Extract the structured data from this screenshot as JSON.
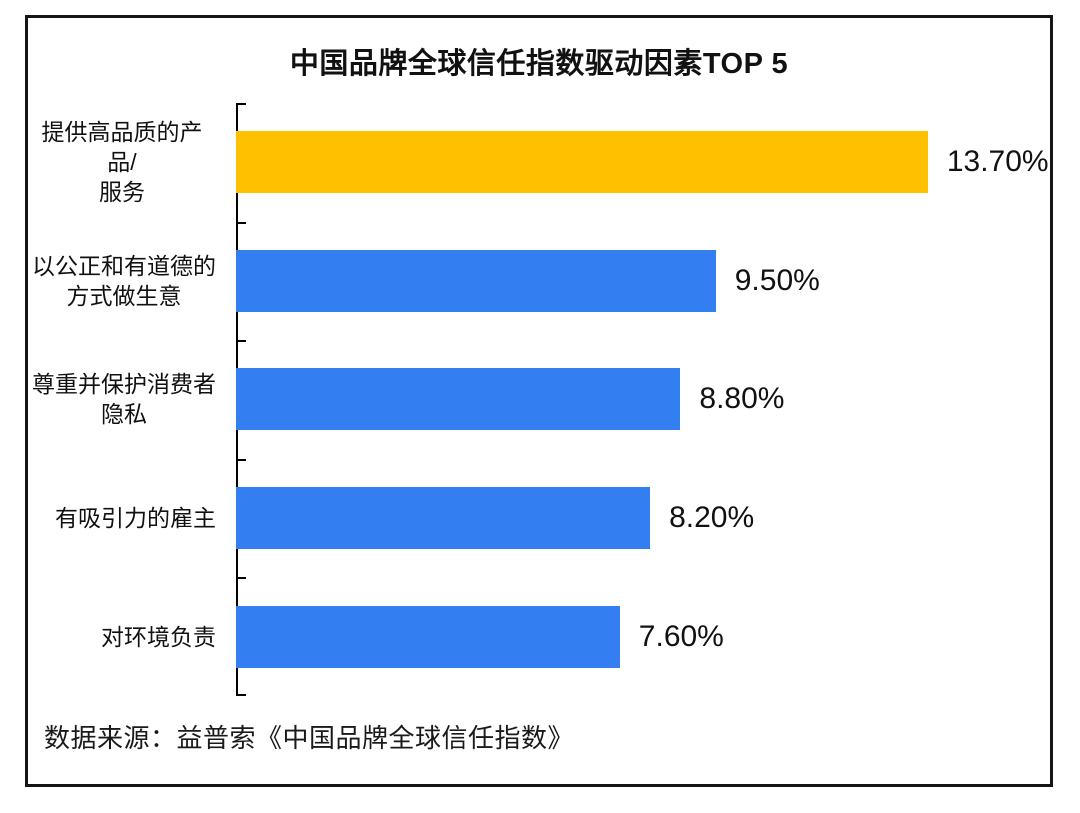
{
  "chart": {
    "title": "中国品牌全球信任指数驱动因素TOP 5",
    "source": "数据来源：益普索《中国品牌全球信任指数》"
  },
  "chart_data": {
    "type": "bar",
    "orientation": "horizontal",
    "title": "中国品牌全球信任指数驱动因素TOP 5",
    "categories": [
      "提供高品质的产品/服务",
      "以公正和有道德的方式做生意",
      "尊重并保护消费者隐私",
      "有吸引力的雇主",
      "对环境负责"
    ],
    "category_display_lines": [
      [
        "提供高品质的产品/",
        "服务"
      ],
      [
        "以公正和有道德的",
        "方式做生意"
      ],
      [
        "尊重并保护消费者",
        "隐私"
      ],
      [
        "有吸引力的雇主"
      ],
      [
        "对环境负责"
      ]
    ],
    "values": [
      13.7,
      9.5,
      8.8,
      8.2,
      7.6
    ],
    "value_labels": [
      "13.70%",
      "9.50%",
      "8.80%",
      "8.20%",
      "7.60%"
    ],
    "xlim": [
      0,
      16
    ],
    "bar_colors": [
      "#FFC000",
      "#337FF2",
      "#337FF2",
      "#337FF2",
      "#337FF2"
    ],
    "grid": false,
    "legend": false,
    "source": "数据来源：益普索《中国品牌全球信任指数》"
  },
  "colors": {
    "highlight_bar": "#FFC000",
    "default_bar": "#337FF2",
    "axis": "#000000",
    "frame_border": "#151515",
    "text": "#111111",
    "background": "#ffffff"
  }
}
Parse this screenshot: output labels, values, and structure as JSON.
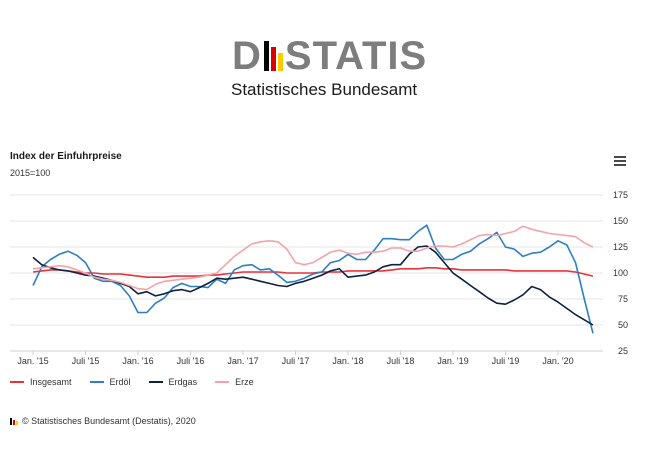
{
  "logo": {
    "word_left": "D",
    "word_right": "STATIS",
    "subtitle": "Statistisches Bundesamt",
    "flag_colors": [
      "#000000",
      "#dd0000",
      "#ffcc00"
    ]
  },
  "menu_icon": "hamburger-icon",
  "credit": {
    "text": "© Statistisches Bundesamt (Destatis), 2020"
  },
  "chart_data": {
    "type": "line",
    "title": "Index der Einfuhrpreise",
    "subtitle": "2015=100",
    "xlabel": "",
    "ylabel": "",
    "ylim": [
      25,
      175
    ],
    "yticks": [
      25,
      50,
      75,
      100,
      125,
      150,
      175
    ],
    "grid": true,
    "legend_position": "bottom-left",
    "x_tick_labels": [
      {
        "label": "Jan. '15",
        "month_index": 0
      },
      {
        "label": "Juli '15",
        "month_index": 6
      },
      {
        "label": "Jan. '16",
        "month_index": 12
      },
      {
        "label": "Juli '16",
        "month_index": 18
      },
      {
        "label": "Jan. '17",
        "month_index": 24
      },
      {
        "label": "Juli '17",
        "month_index": 30
      },
      {
        "label": "Jan. '18",
        "month_index": 36
      },
      {
        "label": "Juli '18",
        "month_index": 42
      },
      {
        "label": "Jan. '19",
        "month_index": 48
      },
      {
        "label": "Juli '19",
        "month_index": 54
      },
      {
        "label": "Jan. '20",
        "month_index": 60
      }
    ],
    "series": [
      {
        "name": "Insgesamt",
        "color": "#e8333b",
        "values": [
          101,
          102,
          103,
          103,
          102,
          101,
          100,
          100,
          99,
          99,
          99,
          98,
          97,
          96,
          96,
          96,
          97,
          97,
          97,
          97,
          98,
          98,
          99,
          100,
          101,
          101,
          101,
          101,
          101,
          100,
          100,
          100,
          100,
          101,
          101,
          101,
          102,
          102,
          102,
          102,
          102,
          103,
          104,
          104,
          104,
          105,
          105,
          104,
          104,
          103,
          103,
          103,
          103,
          103,
          103,
          102,
          102,
          102,
          102,
          102,
          102,
          102,
          101,
          99,
          97
        ]
      },
      {
        "name": "Erdöl",
        "color": "#2f7ec1",
        "values": [
          88,
          106,
          113,
          118,
          121,
          117,
          110,
          95,
          92,
          92,
          88,
          78,
          62,
          62,
          71,
          76,
          86,
          90,
          87,
          87,
          86,
          94,
          90,
          103,
          107,
          108,
          103,
          104,
          98,
          91,
          92,
          95,
          99,
          101,
          110,
          112,
          118,
          113,
          113,
          122,
          133,
          133,
          132,
          132,
          140,
          146,
          124,
          113,
          113,
          118,
          121,
          128,
          133,
          139,
          125,
          123,
          116,
          119,
          120,
          125,
          131,
          127,
          110,
          75,
          42
        ]
      },
      {
        "name": "Erdgas",
        "color": "#0d2240",
        "values": [
          115,
          108,
          105,
          103,
          102,
          100,
          98,
          97,
          95,
          93,
          90,
          87,
          80,
          82,
          78,
          80,
          83,
          84,
          82,
          86,
          90,
          95,
          94,
          95,
          96,
          94,
          92,
          90,
          88,
          87,
          90,
          92,
          95,
          98,
          102,
          104,
          96,
          97,
          98,
          101,
          106,
          108,
          108,
          118,
          125,
          126,
          120,
          110,
          100,
          94,
          88,
          82,
          76,
          71,
          70,
          74,
          79,
          87,
          84,
          77,
          72,
          66,
          60,
          55,
          50
        ]
      },
      {
        "name": "Erze",
        "color": "#f5a3a8",
        "values": [
          104,
          105,
          106,
          107,
          106,
          103,
          100,
          96,
          94,
          93,
          91,
          88,
          85,
          84,
          89,
          92,
          93,
          94,
          95,
          96,
          98,
          100,
          108,
          116,
          122,
          128,
          130,
          131,
          130,
          123,
          110,
          108,
          110,
          115,
          120,
          122,
          119,
          118,
          120,
          120,
          121,
          124,
          124,
          121,
          121,
          124,
          126,
          126,
          125,
          128,
          132,
          136,
          137,
          136,
          138,
          140,
          145,
          142,
          140,
          138,
          137,
          136,
          135,
          129,
          125
        ]
      }
    ]
  }
}
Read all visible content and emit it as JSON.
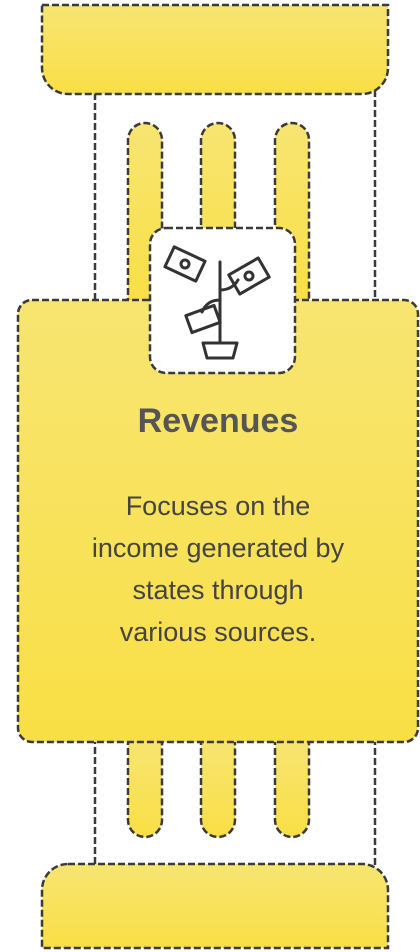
{
  "card": {
    "title": "Revenues",
    "description": [
      "Focuses on the",
      "income generated by",
      "states through",
      "various sources."
    ]
  }
}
════════════════
> **SET PROBLEM**
Output nothing but the lines from the line with "Read all visible content and emit it as JSON." through the last line of the material above, please, word for word and without the pictures.

> **ANSWER IN FULL**
Read all visible content and emit it as JSON.
{
  "card": {
    "title": "Revenues",
    "description": [
      "Focuses on the",
      "income generated by",
      "states through",
      "various sources."
    ]
  }
}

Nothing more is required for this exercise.